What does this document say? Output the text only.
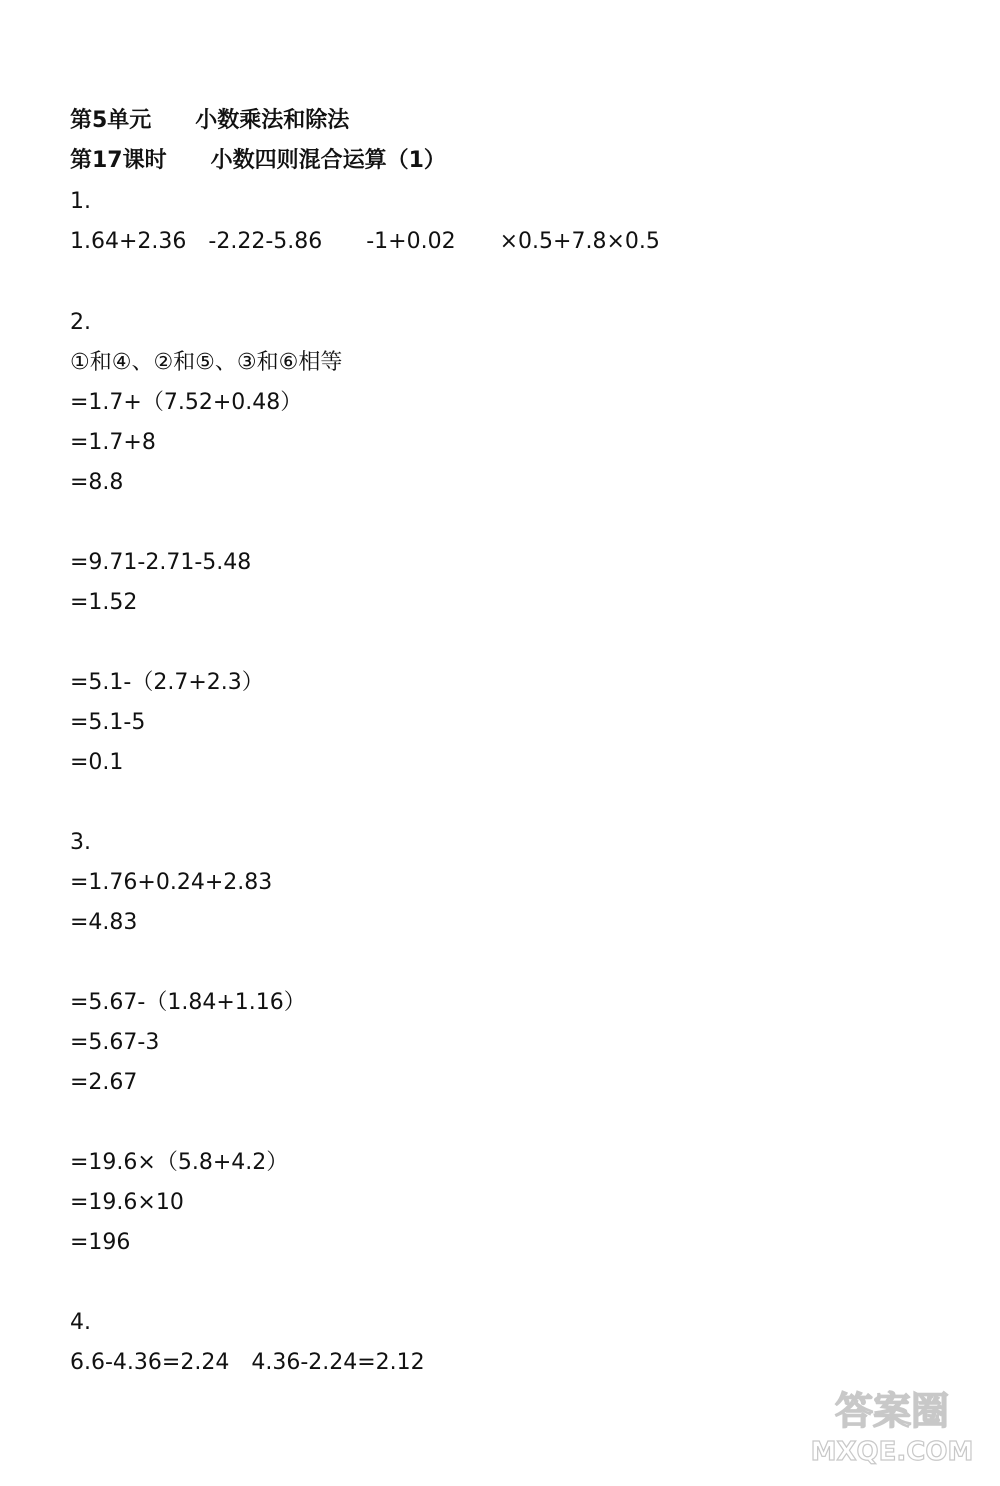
第5单元　　小数乘法和除法
第17课时　　小数四则混合运算（1）
1.
1.64+2.36　-2.22-5.86　　-1+0.02　　×0.5+7.8×0.5
2.
①和④、②和⑤、③和⑥相等
=1.7+（7.52+0.48）
=1.7+8
=8.8
=9.71-2.71-5.48
=1.52
=5.1-（2.7+2.3）
=5.1-5
=0.1
3.
=1.76+0.24+2.83
=4.83
=5.67-（1.84+1.16）
=5.67-3
=2.67
=19.6×（5.8+4.2）
=19.6×10
=196
4.
6.6-4.36=2.24　4.36-2.24=2.12
答案圈
MXQE.COM
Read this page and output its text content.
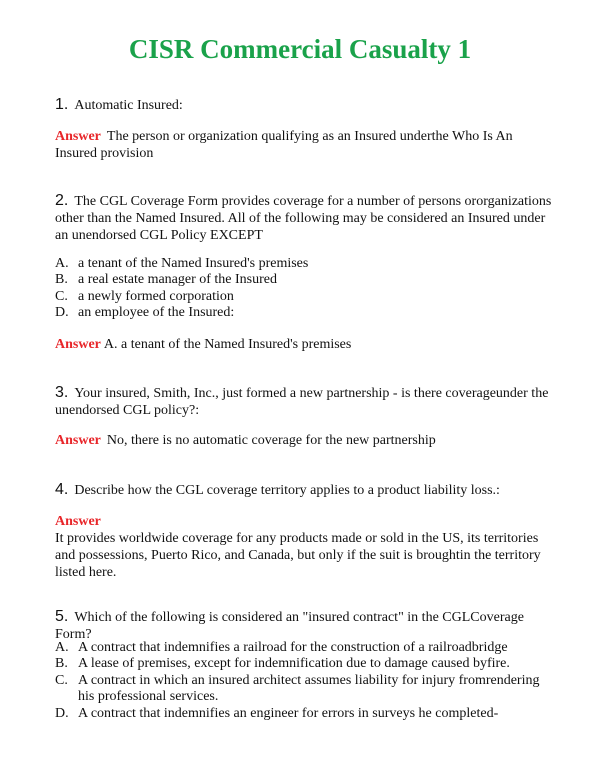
CISR Commercial Casualty 1
1. Automatic Insured:
Answer The person or organization qualifying as an Insured underthe Who Is An Insured provision
2. The CGL Coverage Form provides coverage for a number of persons ororganizations other than the Named Insured. All of the following may be considered an Insured under an unendorsed CGL Policy EXCEPT
A. a tenant of the Named Insured's premises
B. a real estate manager of the Insured
C. a newly formed corporation
D. an employee of the Insured:
Answer A. a tenant of the Named Insured's premises
3. Your insured, Smith, Inc., just formed a new partnership - is there coverageunder the unendorsed CGL policy?:
Answer No, there is no automatic coverage for the new partnership
4. Describe how the CGL coverage territory applies to a product liability loss.:
Answer
It provides worldwide coverage for any products made or sold in the US, its territories and possessions, Puerto Rico, and Canada, but only if the suit is broughtin the territory listed here.
5. Which of the following is considered an "insured contract" in the CGLCoverage Form?
A. A contract that indemnifies a railroad for the construction of a railroadbridge
B. A lease of premises, except for indemnification due to damage caused byfire.
C. A contract in which an insured architect assumes liability for injury fromrendering his professional services.
D. A contract that indemnifies an engineer for errors in surveys he completed-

--------------------

» Task to complete
Find each line holding the string "Answer" and copy it out.

» Solution
Answer The person or organization qualifying as an Insured underthe Who Is An Insured provision
Answer A. a tenant of the Named Insured's premises
Answer No, there is no automatic coverage for the new partnership
Answer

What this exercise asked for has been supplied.